* [ABOUT THIS EXERCISE]:
List every method that the study summary gives under the heading "Main Methods".

* [PROVIDED PASSAGE]:

===

Purpose of the Study:

  • To develop and evaluate a novel positron emission tomography (PET) radiotracer for noninvasively quantifying TFRC expression.
  • To assess the utility of this tracer in detecting and monitoring MYC-driven prostate cancer.

Main Methods:

  • Development of zirconium-89 labeled desferrioxamine-transferrin ((89)Zr-transferrin) as a PET radiotracer.
  • In vivo imaging studies using MYC-driven prostate cancer xenograft and transgenic mouse models.
  • Quantitative analysis of (89)Zr-transferrin uptake correlating with TFRC expression and MYC activity.

Main Results:

  • (89)Zr-transferrin demonstrated high avidity binding to TFRC, producing high-contrast PET images.
  • PET imaging quantitatively reflected MYC-regulated TFRC changes in response to therapy in xenografts.
  • The tracer detected in situ prostate cancer development and prostatic intraepithelial neoplasia (PIN) prior to invasive cancer detection.

Conclusions:

  • (89)Zr-transferrin is a sensitive tool for noninvasive measurement of oncogene-driven TFRC expression.
  • This radiotracer shows promise for early prostate cancer detection and monitoring treatment efficacy.
  • Potential for application in other cancers with elevated TFRC and near-term clinical translation.

===

* [SUPPLIED MATERIAL]:

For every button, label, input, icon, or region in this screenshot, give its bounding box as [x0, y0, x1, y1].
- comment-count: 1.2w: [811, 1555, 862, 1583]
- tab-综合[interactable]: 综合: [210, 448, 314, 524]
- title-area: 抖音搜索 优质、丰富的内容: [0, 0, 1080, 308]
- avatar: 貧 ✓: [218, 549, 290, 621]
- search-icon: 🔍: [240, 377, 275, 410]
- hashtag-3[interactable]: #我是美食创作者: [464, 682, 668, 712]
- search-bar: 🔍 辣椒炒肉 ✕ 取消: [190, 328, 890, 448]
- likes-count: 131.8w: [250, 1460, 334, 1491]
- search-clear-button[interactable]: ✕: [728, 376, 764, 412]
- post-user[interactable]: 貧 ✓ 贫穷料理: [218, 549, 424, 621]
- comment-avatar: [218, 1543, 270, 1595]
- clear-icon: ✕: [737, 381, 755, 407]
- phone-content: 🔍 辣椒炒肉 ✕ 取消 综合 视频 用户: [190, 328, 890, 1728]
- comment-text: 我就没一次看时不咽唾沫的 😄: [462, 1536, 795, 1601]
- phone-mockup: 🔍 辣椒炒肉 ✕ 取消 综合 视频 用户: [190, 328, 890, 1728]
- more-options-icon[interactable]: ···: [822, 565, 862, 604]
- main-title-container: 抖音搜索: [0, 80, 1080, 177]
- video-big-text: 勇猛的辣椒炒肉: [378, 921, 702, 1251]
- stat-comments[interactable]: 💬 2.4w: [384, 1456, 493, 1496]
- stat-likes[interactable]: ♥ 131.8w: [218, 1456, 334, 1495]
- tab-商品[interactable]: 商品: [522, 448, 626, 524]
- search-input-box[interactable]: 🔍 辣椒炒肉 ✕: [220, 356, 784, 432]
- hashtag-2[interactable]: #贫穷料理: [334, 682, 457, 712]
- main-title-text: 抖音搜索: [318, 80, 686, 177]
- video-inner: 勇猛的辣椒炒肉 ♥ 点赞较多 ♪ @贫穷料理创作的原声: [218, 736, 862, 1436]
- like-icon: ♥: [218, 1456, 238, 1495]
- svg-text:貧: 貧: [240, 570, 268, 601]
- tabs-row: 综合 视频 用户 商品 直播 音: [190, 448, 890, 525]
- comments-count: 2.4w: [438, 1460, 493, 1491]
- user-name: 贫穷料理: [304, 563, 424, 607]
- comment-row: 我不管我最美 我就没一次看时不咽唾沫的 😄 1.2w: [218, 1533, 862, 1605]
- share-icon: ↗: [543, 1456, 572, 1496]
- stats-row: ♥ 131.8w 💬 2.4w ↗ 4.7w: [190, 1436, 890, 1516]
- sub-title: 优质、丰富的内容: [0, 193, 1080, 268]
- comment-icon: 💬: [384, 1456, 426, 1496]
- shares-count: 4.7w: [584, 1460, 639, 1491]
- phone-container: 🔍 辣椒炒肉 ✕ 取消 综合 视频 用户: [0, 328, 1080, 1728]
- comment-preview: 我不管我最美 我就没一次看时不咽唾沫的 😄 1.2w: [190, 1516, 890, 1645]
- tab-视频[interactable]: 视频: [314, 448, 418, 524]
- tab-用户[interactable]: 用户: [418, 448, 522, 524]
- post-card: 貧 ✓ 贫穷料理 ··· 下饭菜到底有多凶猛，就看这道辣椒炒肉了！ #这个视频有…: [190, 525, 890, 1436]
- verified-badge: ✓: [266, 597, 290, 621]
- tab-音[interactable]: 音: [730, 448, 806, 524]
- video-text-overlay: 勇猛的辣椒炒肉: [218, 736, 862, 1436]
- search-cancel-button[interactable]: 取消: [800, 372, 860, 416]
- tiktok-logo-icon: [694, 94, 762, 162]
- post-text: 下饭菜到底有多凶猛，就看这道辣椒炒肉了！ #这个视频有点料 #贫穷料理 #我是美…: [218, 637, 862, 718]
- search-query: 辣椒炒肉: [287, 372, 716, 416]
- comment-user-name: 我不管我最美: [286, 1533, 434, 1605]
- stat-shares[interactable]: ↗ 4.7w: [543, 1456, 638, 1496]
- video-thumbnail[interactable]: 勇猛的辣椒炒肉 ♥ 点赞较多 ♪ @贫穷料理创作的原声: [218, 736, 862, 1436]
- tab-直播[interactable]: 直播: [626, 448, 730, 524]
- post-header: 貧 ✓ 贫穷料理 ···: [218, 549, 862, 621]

===

* [ANSWER BOX]:
- Development of zirconium-89 labeled desferrioxamine-transferrin ((89)Zr-transferrin) as a PET radiotracer.
- In vivo imaging studies using MYC-driven prostate cancer xenograft and transgenic mouse models.
- Quantitative analysis of (89)Zr-transferrin uptake correlating with TFRC expression and MYC activity.